▸ OBJECTIVE
Please give the data below again in full, exactly as it stands.

####################

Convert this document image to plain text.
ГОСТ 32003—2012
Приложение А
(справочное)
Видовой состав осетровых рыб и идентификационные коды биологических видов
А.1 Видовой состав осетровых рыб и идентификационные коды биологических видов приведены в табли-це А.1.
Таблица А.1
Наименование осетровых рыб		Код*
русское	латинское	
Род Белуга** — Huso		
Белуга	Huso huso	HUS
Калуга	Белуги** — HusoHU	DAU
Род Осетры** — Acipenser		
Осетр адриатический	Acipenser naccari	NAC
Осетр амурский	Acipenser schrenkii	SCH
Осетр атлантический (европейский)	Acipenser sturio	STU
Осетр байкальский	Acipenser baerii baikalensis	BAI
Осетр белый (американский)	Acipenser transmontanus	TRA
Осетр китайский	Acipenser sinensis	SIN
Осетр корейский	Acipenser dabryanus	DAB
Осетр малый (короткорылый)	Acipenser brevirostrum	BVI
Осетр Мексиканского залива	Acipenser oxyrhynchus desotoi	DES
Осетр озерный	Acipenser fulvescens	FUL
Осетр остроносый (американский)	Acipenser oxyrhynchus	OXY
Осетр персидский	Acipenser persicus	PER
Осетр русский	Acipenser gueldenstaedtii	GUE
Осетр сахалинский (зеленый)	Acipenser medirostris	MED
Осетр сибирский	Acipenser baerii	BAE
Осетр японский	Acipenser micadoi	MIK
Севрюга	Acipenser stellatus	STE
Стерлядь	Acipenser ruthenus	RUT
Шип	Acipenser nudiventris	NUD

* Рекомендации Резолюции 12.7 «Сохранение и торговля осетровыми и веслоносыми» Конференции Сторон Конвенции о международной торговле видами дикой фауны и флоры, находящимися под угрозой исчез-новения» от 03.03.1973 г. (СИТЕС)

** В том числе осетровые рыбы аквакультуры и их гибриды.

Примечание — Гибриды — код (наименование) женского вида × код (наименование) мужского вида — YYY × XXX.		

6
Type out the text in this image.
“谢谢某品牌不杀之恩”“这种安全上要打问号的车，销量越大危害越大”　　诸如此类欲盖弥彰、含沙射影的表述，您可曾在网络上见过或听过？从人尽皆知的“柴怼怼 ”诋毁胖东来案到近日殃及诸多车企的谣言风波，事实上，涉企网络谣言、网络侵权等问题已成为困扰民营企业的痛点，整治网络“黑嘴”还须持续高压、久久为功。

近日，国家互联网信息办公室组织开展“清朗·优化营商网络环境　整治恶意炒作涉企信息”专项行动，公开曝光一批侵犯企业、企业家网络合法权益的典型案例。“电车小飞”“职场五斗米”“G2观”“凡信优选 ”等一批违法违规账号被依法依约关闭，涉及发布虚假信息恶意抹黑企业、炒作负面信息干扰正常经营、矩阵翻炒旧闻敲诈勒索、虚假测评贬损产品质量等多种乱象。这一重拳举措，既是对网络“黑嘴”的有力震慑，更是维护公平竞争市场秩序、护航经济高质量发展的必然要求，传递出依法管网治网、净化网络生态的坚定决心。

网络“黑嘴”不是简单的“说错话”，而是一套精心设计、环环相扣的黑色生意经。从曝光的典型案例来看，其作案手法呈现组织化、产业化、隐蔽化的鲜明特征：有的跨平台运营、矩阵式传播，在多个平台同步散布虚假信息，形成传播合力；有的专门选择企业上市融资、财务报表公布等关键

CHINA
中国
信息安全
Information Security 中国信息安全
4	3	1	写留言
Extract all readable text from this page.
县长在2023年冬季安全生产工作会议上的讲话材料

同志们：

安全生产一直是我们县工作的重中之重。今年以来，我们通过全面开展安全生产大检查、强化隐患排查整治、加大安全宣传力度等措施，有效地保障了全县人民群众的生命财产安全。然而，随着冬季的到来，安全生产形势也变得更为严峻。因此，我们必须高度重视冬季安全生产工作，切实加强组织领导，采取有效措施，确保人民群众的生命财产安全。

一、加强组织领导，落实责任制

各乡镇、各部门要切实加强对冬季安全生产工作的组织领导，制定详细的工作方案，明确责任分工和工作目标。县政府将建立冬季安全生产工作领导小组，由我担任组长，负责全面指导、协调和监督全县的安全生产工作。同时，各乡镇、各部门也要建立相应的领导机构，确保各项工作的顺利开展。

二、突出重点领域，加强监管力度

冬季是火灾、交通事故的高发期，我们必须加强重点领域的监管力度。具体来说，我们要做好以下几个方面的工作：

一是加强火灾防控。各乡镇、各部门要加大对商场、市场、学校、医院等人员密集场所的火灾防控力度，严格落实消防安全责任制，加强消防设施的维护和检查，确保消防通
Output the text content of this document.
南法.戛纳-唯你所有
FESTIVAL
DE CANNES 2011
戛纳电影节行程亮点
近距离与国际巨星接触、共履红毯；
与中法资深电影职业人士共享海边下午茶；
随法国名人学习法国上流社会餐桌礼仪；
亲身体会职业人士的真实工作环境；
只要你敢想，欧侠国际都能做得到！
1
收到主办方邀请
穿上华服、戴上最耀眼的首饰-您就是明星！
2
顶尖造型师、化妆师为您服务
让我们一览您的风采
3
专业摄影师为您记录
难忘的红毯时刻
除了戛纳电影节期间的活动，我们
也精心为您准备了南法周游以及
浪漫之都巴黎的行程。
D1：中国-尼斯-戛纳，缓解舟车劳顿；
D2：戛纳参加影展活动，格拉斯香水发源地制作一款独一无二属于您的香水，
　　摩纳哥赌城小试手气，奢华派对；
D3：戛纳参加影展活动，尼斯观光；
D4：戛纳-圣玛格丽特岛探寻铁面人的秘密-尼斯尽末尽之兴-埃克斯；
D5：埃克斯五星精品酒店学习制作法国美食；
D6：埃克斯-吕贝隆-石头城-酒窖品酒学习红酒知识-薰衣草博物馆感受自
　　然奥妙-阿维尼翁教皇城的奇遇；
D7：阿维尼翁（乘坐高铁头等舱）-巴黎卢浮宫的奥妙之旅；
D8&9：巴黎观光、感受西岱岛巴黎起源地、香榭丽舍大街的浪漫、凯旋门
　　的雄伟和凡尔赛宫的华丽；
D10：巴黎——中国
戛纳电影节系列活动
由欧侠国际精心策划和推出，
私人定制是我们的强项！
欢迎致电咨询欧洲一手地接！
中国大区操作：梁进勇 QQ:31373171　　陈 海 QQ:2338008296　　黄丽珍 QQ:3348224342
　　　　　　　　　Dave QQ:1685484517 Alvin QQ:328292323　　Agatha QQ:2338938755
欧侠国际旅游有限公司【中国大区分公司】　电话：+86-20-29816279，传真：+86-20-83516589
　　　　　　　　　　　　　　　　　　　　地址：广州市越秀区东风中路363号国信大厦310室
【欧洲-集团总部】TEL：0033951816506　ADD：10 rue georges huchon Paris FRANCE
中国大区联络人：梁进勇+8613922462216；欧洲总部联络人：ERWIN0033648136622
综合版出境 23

####################

▸ WRITTEN RESPONSE
Convert this document image to plain text.
ГОСТ 32003—2012
Приложение А
(справочное)
Видовой состав осетровых рыб и идентификационные коды биологических видов
А.1 Видовой состав осетровых рыб и идентификационные коды биологических видов приведены в табли-це А.1.
Таблица А.1
Наименование осетровых рыб		Код*
русское	латинское	
Род Белуга** — Huso		
Белуга	Huso huso	HUS
Калуга	Белуги** — HusoHU	DAU
Род Осетры** — Acipenser		
Осетр адриатический	Acipenser naccari	NAC
Осетр амурский	Acipenser schrenkii	SCH
Осетр атлантический (европейский)	Acipenser sturio	STU
Осетр байкальский	Acipenser baerii baikalensis	BAI
Осетр белый (американский)	Acipenser transmontanus	TRA
Осетр китайский	Acipenser sinensis	SIN
Осетр корейский	Acipenser dabryanus	DAB
Осетр малый (короткорылый)	Acipenser brevirostrum	BVI
Осетр Мексиканского залива	Acipenser oxyrhynchus desotoi	DES
Осетр озерный	Acipenser fulvescens	FUL
Осетр остроносый (американский)	Acipenser oxyrhynchus	OXY
Осетр персидский	Acipenser persicus	PER
Осетр русский	Acipenser gueldenstaedtii	GUE
Осетр сахалинский (зеленый)	Acipenser medirostris	MED
Осетр сибирский	Acipenser baerii	BAE
Осетр японский	Acipenser micadoi	MIK
Севрюга	Acipenser stellatus	STE
Стерлядь	Acipenser ruthenus	RUT
Шип	Acipenser nudiventris	NUD

* Рекомендации Резолюции 12.7 «Сохранение и торговля осетровыми и веслоносыми» Конференции Сторон Конвенции о международной торговле видами дикой фауны и флоры, находящимися под угрозой исчез-новения» от 03.03.1973 г. (СИТЕС)

** В том числе осетровые рыбы аквакультуры и их гибриды.

Примечание — Гибриды — код (наименование) женского вида × код (наименование) мужского вида — YYY × XXX.		

6
Type out the text in this image.
“谢谢某品牌不杀之恩”“这种安全上要打问号的车，销量越大危害越大”　　诸如此类欲盖弥彰、含沙射影的表述，您可曾在网络上见过或听过？从人尽皆知的“柴怼怼 ”诋毁胖东来案到近日殃及诸多车企的谣言风波，事实上，涉企网络谣言、网络侵权等问题已成为困扰民营企业的痛点，整治网络“黑嘴”还须持续高压、久久为功。

近日，国家互联网信息办公室组织开展“清朗·优化营商网络环境　整治恶意炒作涉企信息”专项行动，公开曝光一批侵犯企业、企业家网络合法权益的典型案例。“电车小飞”“职场五斗米”“G2观”“凡信优选 ”等一批违法违规账号被依法依约关闭，涉及发布虚假信息恶意抹黑企业、炒作负面信息干扰正常经营、矩阵翻炒旧闻敲诈勒索、虚假测评贬损产品质量等多种乱象。这一重拳举措，既是对网络“黑嘴”的有力震慑，更是维护公平竞争市场秩序、护航经济高质量发展的必然要求，传递出依法管网治网、净化网络生态的坚定决心。

网络“黑嘴”不是简单的“说错话”，而是一套精心设计、环环相扣的黑色生意经。从曝光的典型案例来看，其作案手法呈现组织化、产业化、隐蔽化的鲜明特征：有的跨平台运营、矩阵式传播，在多个平台同步散布虚假信息，形成传播合力；有的专门选择企业上市融资、财务报表公布等关键

CHINA
中国
信息安全
Information Security 中国信息安全
4	3	1	写留言
Extract all readable text from this page.
县长在2023年冬季安全生产工作会议上的讲话材料

同志们：

安全生产一直是我们县工作的重中之重。今年以来，我们通过全面开展安全生产大检查、强化隐患排查整治、加大安全宣传力度等措施，有效地保障了全县人民群众的生命财产安全。然而，随着冬季的到来，安全生产形势也变得更为严峻。因此，我们必须高度重视冬季安全生产工作，切实加强组织领导，采取有效措施，确保人民群众的生命财产安全。

一、加强组织领导，落实责任制

各乡镇、各部门要切实加强对冬季安全生产工作的组织领导，制定详细的工作方案，明确责任分工和工作目标。县政府将建立冬季安全生产工作领导小组，由我担任组长，负责全面指导、协调和监督全县的安全生产工作。同时，各乡镇、各部门也要建立相应的领导机构，确保各项工作的顺利开展。

二、突出重点领域，加强监管力度

冬季是火灾、交通事故的高发期，我们必须加强重点领域的监管力度。具体来说，我们要做好以下几个方面的工作：

一是加强火灾防控。各乡镇、各部门要加大对商场、市场、学校、医院等人员密集场所的火灾防控力度，严格落实消防安全责任制，加强消防设施的维护和检查，确保消防通
Output the text content of this document.
南法.戛纳-唯你所有
FESTIVAL
DE CANNES 2011
戛纳电影节行程亮点
近距离与国际巨星接触、共履红毯；
与中法资深电影职业人士共享海边下午茶；
随法国名人学习法国上流社会餐桌礼仪；
亲身体会职业人士的真实工作环境；
只要你敢想，欧侠国际都能做得到！
1
收到主办方邀请
穿上华服、戴上最耀眼的首饰-您就是明星！
2
顶尖造型师、化妆师为您服务
让我们一览您的风采
3
专业摄影师为您记录
难忘的红毯时刻
除了戛纳电影节期间的活动，我们
也精心为您准备了南法周游以及
浪漫之都巴黎的行程。
D1：中国-尼斯-戛纳，缓解舟车劳顿；
D2：戛纳参加影展活动，格拉斯香水发源地制作一款独一无二属于您的香水，
　　摩纳哥赌城小试手气，奢华派对；
D3：戛纳参加影展活动，尼斯观光；
D4：戛纳-圣玛格丽特岛探寻铁面人的秘密-尼斯尽末尽之兴-埃克斯；
D5：埃克斯五星精品酒店学习制作法国美食；
D6：埃克斯-吕贝隆-石头城-酒窖品酒学习红酒知识-薰衣草博物馆感受自
　　然奥妙-阿维尼翁教皇城的奇遇；
D7：阿维尼翁（乘坐高铁头等舱）-巴黎卢浮宫的奥妙之旅；
D8&9：巴黎观光、感受西岱岛巴黎起源地、香榭丽舍大街的浪漫、凯旋门
　　的雄伟和凡尔赛宫的华丽；
D10：巴黎——中国
戛纳电影节系列活动
由欧侠国际精心策划和推出，
私人定制是我们的强项！
欢迎致电咨询欧洲一手地接！
中国大区操作：梁进勇 QQ:31373171　　陈 海 QQ:2338008296　　黄丽珍 QQ:3348224342
　　　　　　　　　Dave QQ:1685484517 Alvin QQ:328292323　　Agatha QQ:2338938755
欧侠国际旅游有限公司【中国大区分公司】　电话：+86-20-29816279，传真：+86-20-83516589
　　　　　　　　　　　　　　　　　　　　地址：广州市越秀区东风中路363号国信大厦310室
【欧洲-集团总部】TEL：0033951816506　ADD：10 rue georges huchon Paris FRANCE
中国大区联络人：梁进勇+8613922462216；欧洲总部联络人：ERWIN0033648136622
综合版出境 23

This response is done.